▶ **SUPPLIED DATA**:
— BEGIN —

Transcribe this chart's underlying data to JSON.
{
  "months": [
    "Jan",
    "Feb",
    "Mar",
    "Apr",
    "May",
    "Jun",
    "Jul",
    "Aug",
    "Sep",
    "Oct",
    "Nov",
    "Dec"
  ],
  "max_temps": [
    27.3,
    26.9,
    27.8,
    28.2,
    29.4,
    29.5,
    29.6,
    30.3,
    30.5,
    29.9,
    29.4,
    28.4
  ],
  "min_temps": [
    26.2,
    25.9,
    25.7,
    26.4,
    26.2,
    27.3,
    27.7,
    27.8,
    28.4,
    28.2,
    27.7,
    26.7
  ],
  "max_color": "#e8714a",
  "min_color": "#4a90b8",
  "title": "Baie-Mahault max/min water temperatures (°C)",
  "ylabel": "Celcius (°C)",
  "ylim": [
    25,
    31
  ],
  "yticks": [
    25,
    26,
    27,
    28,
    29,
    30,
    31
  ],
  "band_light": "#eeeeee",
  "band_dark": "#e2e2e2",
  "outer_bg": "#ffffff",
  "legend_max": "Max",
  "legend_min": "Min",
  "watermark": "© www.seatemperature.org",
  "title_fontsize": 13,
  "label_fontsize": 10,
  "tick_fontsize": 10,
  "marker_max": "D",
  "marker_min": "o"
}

— END —

▶ **THE TASK**: Output all preceding records character for character.

▶ **FULL SOLUTION**:
Transcribe this chart's underlying data to JSON.
{
  "months": [
    "Jan",
    "Feb",
    "Mar",
    "Apr",
    "May",
    "Jun",
    "Jul",
    "Aug",
    "Sep",
    "Oct",
    "Nov",
    "Dec"
  ],
  "max_temps": [
    27.3,
    26.9,
    27.8,
    28.2,
    29.4,
    29.5,
    29.6,
    30.3,
    30.5,
    29.9,
    29.4,
    28.4
  ],
  "min_temps": [
    26.2,
    25.9,
    25.7,
    26.4,
    26.2,
    27.3,
    27.7,
    27.8,
    28.4,
    28.2,
    27.7,
    26.7
  ],
  "max_color": "#e8714a",
  "min_color": "#4a90b8",
  "title": "Baie-Mahault max/min water temperatures (°C)",
  "ylabel": "Celcius (°C)",
  "ylim": [
    25,
    31
  ],
  "yticks": [
    25,
    26,
    27,
    28,
    29,
    30,
    31
  ],
  "band_light": "#eeeeee",
  "band_dark": "#e2e2e2",
  "outer_bg": "#ffffff",
  "legend_max": "Max",
  "legend_min": "Min",
  "watermark": "© www.seatemperature.org",
  "title_fontsize": 13,
  "label_fontsize": 10,
  "tick_fontsize": 10,
  "marker_max": "D",
  "marker_min": "o"
}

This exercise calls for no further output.